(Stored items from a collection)
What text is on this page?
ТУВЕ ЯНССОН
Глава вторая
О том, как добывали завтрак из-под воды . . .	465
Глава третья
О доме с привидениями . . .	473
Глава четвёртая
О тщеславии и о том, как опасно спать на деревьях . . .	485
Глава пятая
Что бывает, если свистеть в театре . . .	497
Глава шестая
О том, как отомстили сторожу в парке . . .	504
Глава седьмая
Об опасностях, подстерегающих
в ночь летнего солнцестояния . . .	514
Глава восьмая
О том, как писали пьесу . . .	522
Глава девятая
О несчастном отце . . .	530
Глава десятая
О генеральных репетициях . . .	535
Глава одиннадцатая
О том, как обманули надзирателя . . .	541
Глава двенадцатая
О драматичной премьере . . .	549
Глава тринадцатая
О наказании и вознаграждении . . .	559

EXERCISE AIM =>
Write out the full listing exactly as given.

SOLUTION BELOW =>
What text is on this page?
ТУВЕ ЯНССОН
Глава вторая
О том, как добывали завтрак из-под воды . . .	465
Глава третья
О доме с привидениями . . .	473
Глава четвёртая
О тщеславии и о том, как опасно спать на деревьях . . .	485
Глава пятая
Что бывает, если свистеть в театре . . .	497
Глава шестая
О том, как отомстили сторожу в парке . . .	504
Глава седьмая
Об опасностях, подстерегающих
в ночь летнего солнцестояния . . .	514
Глава восьмая
О том, как писали пьесу . . .	522
Глава девятая
О несчастном отце . . .	530
Глава десятая
О генеральных репетициях . . .	535
Глава одиннадцатая
О том, как обманули надзирателя . . .	541
Глава двенадцатая
О драматичной премьере . . .	549
Глава тринадцатая
О наказании и вознаграждении . . .	559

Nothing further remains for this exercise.